Locate each line in the records containing "this". Copy it.

• **TASK INPUT**:
┄┄┄┄┄┄

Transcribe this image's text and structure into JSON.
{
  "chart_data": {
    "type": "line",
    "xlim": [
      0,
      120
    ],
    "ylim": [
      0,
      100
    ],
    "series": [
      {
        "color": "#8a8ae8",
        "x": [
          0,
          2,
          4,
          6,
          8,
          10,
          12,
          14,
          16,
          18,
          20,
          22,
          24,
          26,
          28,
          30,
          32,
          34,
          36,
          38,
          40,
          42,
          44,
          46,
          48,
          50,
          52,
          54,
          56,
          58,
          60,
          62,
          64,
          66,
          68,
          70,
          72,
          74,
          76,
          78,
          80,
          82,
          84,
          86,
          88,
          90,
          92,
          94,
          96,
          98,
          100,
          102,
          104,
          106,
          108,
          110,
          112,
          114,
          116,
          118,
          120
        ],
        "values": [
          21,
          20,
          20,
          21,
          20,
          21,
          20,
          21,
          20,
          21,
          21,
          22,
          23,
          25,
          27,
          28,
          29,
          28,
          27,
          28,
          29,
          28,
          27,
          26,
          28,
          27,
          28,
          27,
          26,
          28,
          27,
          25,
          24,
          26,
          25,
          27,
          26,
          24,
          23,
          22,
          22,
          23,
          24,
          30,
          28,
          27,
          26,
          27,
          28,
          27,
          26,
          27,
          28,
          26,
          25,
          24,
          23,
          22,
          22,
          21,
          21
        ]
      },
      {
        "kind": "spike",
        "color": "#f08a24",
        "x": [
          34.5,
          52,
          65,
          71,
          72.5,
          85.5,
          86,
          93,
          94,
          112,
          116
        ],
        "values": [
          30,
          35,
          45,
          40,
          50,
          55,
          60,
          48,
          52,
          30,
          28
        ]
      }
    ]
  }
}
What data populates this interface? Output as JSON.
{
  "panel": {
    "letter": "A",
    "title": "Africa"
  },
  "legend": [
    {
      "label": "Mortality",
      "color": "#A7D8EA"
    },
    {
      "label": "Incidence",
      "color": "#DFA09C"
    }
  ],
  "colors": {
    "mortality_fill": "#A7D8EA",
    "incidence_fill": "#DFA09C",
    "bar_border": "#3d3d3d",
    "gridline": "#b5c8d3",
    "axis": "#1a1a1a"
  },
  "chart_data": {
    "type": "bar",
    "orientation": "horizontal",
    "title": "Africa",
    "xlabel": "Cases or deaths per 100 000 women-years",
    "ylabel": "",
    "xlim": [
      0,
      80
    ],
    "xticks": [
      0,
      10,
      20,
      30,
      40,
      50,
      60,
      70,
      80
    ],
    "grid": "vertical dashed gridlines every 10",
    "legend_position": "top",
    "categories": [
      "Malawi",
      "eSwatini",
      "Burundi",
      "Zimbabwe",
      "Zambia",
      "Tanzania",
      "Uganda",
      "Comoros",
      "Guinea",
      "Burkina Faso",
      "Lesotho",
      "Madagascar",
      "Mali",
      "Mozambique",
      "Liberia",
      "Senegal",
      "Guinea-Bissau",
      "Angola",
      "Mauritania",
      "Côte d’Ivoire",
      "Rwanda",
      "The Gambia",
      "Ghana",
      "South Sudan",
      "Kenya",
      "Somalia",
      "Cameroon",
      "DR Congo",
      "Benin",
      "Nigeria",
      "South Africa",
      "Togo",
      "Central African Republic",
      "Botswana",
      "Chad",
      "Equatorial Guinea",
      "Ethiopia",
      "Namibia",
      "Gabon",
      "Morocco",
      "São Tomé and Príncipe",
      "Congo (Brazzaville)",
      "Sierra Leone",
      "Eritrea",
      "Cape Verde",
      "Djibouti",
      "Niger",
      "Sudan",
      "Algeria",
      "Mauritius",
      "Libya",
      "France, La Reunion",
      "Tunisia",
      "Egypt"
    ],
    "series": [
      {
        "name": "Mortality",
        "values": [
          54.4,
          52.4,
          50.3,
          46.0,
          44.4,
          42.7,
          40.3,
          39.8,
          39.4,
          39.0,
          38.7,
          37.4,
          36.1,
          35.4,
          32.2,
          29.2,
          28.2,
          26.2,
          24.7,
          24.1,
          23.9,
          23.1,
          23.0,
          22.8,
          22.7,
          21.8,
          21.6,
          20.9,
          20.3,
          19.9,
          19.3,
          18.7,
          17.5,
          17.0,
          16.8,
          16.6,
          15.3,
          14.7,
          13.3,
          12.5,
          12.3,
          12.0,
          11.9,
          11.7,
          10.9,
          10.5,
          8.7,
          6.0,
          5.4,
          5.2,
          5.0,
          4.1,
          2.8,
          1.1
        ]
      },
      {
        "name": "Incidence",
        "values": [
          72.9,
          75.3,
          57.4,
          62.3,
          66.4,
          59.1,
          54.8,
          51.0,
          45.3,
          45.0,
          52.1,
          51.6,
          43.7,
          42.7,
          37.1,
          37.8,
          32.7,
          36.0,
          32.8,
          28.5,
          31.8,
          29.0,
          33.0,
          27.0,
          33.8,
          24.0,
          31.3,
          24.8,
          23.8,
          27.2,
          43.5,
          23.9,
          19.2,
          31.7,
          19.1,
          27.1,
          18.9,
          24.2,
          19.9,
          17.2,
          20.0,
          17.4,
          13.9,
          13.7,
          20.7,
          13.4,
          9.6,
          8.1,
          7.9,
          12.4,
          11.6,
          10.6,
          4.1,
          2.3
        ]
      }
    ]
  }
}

┄┄┄┄┄┄

• **RESPONSE TO THE EXERCISE**:
Transcribe this image's text and structure into JSON.
What data populates this interface? Output as JSON.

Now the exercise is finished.